## Start Passage provided

Policy Behavior Typical use
child_table Split the path into a normalized child table. Arrays of entities, nested dimensions, repeatable attributes.
preserve_json Keep the nested value in the parent row and do not create a child table. Small JSON attributes consumed as a single document.
ignore Drop the path from normalized output. Debug payloads, unstable API decorations, user-disabled fields.
quarantine Write the path to <root>__quarantine with path, payload, and reason. Sensitive, dirty, or contract-breaking nested values that must not enter target tables.

split_paths accepts a tiny JSONPath subset for field paths such as $.items[*] and $.items[*].discounts[*]. It is intentionally small: dpone keeps normalization deterministic and table-oriented instead of running an arbitrary JSON transformation language inside the loader.

Raw + normalized dual-write

raw_landing.enabled: true adds a raw landing table next to normalized tables. For a root table orders, the default raw table is orders__raw. It contains one row per root source row, the configured payload column, and the same __dpone__load_id, __dpone__row_id, __dpone__root_row_id, and timestamp lineage columns as normalized rows.

Use this mode when:

  • onboarding a new semi-structured source;
  • debugging normalization policy changes;
  • preserving vendor payloads for audit or replay;
  • migrating downstream consumers gradually from raw JSON to normalized tables.

Explosion guardrails

Nested APIs can accidentally produce millions of child rows from a single root record. Guardrails fail before materialization grows without bounds.

Guardrail What it protects
max_array_length One JSON array is too large to normalize safely.
max_child_tables One root row fans out into too many distinct child tables.
max_rows_per_root One root row produces too many total normalized rows.

Production recommendation: keep on_explosion: fail for CI and production. Use warn only in local exploration, because it can still produce very large artifacts.

## End Passage provided
## Start Extracted records

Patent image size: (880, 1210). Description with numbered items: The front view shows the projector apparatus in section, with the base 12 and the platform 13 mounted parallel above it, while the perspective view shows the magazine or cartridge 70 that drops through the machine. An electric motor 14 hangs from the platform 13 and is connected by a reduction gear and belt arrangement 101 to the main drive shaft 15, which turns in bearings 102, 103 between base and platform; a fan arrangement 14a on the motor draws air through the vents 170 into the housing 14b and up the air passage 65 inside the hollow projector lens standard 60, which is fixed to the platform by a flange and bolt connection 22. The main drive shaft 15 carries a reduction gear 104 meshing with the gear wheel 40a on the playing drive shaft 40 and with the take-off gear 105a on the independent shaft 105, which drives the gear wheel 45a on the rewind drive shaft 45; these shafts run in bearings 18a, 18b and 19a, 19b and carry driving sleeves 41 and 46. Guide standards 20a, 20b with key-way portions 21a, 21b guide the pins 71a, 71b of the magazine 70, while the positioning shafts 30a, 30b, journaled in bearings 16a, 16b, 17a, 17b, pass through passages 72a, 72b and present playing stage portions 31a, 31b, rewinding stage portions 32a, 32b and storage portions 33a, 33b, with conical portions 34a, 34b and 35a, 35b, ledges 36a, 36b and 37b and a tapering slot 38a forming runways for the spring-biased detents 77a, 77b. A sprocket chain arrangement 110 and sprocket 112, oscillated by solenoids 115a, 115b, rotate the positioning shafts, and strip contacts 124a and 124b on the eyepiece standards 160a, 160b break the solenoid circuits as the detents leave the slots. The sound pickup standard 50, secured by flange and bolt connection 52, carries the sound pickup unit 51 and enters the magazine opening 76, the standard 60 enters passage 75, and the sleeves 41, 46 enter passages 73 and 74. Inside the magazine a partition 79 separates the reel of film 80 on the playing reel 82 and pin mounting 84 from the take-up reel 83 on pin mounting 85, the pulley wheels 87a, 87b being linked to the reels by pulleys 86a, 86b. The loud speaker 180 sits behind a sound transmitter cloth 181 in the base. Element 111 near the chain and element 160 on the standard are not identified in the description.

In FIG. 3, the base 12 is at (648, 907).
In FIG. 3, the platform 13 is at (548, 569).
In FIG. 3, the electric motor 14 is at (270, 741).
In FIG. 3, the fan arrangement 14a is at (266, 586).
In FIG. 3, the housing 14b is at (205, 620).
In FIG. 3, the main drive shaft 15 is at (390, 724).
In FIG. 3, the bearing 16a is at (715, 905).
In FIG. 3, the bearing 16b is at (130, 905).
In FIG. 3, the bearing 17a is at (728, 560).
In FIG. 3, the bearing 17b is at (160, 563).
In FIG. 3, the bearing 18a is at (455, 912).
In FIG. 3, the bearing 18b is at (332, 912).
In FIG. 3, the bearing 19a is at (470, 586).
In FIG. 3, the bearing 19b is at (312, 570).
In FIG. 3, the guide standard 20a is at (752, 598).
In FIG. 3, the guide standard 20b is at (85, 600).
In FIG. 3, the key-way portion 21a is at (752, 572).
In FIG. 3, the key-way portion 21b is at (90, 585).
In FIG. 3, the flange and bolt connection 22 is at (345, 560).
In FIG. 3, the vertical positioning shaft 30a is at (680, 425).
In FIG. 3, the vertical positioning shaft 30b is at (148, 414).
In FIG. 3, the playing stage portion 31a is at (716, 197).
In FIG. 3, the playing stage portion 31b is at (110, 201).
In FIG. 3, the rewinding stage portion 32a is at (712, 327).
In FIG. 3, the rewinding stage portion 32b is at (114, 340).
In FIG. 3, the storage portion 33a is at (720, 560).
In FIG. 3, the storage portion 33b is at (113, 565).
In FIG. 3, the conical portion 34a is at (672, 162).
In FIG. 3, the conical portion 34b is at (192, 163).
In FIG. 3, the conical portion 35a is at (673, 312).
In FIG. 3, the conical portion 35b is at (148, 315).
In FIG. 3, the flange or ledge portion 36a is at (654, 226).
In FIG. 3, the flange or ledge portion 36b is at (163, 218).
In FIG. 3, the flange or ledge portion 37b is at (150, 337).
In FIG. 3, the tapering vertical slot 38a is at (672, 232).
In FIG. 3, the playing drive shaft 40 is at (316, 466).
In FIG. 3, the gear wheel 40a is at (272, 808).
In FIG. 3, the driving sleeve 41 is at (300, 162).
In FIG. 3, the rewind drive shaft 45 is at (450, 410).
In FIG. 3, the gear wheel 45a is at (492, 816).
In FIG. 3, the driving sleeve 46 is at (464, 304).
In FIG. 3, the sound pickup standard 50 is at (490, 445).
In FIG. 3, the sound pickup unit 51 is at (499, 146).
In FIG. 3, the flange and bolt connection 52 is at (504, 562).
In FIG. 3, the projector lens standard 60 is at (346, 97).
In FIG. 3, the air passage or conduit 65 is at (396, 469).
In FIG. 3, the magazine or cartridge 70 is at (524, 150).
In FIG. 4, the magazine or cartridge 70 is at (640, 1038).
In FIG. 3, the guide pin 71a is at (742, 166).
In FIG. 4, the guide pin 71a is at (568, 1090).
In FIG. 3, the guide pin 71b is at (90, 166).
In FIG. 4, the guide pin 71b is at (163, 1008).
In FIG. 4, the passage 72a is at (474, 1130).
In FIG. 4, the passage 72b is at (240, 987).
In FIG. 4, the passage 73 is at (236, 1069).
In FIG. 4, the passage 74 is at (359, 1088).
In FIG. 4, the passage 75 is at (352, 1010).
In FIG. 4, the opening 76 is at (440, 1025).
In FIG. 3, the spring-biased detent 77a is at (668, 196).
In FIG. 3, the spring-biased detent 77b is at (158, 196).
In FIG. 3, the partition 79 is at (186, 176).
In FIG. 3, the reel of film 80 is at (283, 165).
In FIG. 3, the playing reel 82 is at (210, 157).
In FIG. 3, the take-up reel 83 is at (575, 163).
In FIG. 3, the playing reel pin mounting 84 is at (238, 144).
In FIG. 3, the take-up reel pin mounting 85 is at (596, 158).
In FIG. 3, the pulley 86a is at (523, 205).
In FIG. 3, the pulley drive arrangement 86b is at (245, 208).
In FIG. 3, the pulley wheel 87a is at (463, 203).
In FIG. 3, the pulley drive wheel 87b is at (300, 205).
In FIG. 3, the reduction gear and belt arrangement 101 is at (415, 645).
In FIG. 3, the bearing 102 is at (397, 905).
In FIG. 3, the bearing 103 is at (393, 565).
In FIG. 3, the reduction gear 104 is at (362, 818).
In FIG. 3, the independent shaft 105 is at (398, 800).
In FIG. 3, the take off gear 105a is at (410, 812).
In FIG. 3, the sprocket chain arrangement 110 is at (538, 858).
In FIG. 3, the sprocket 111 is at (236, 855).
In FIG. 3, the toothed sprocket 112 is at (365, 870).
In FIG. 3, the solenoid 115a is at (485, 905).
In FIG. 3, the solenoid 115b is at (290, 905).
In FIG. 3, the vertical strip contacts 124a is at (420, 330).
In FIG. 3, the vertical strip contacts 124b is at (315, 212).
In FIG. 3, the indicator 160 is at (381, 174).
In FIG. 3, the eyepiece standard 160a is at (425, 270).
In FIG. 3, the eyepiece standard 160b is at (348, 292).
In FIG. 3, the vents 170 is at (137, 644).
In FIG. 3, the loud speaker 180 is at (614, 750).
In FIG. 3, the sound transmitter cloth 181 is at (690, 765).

## End Extracted records

Written task: Please reproduce the whole passage on JSON normalization policies, word for word. The records aren't needed for any of this.

The completed task:
Policy Behavior Typical use
child_table Split the path into a normalized child table. Arrays of entities, nested dimensions, repeatable attributes.
preserve_json Keep the nested value in the parent row and do not create a child table. Small JSON attributes consumed as a single document.
ignore Drop the path from normalized output. Debug payloads, unstable API decorations, user-disabled fields.
quarantine Write the path to <root>__quarantine with path, payload, and reason. Sensitive, dirty, or contract-breaking nested values that must not enter target tables.

split_paths accepts a tiny JSONPath subset for field paths such as $.items[*] and $.items[*].discounts[*]. It is intentionally small: dpone keeps normalization deterministic and table-oriented instead of running an arbitrary JSON transformation language inside the loader.

Raw + normalized dual-write

raw_landing.enabled: true adds a raw landing table next to normalized tables. For a root table orders, the default raw table is orders__raw. It contains one row per root source row, the configured payload column, and the same __dpone__load_id, __dpone__row_id, __dpone__root_row_id, and timestamp lineage columns as normalized rows.

Use this mode when:

  • onboarding a new semi-structured source;
  • debugging normalization policy changes;
  • preserving vendor payloads for audit or replay;
  • migrating downstream consumers gradually from raw JSON to normalized tables.

Explosion guardrails

Nested APIs can accidentally produce millions of child rows from a single root record. Guardrails fail before materialization grows without bounds.

Guardrail What it protects
max_array_length One JSON array is too large to normalize safely.
max_child_tables One root row fans out into too many distinct child tables.
max_rows_per_root One root row produces too many total normalized rows.

Production recommendation: keep on_explosion: fail for CI and production. Use warn only in local exploration, because it can still produce very large artifacts.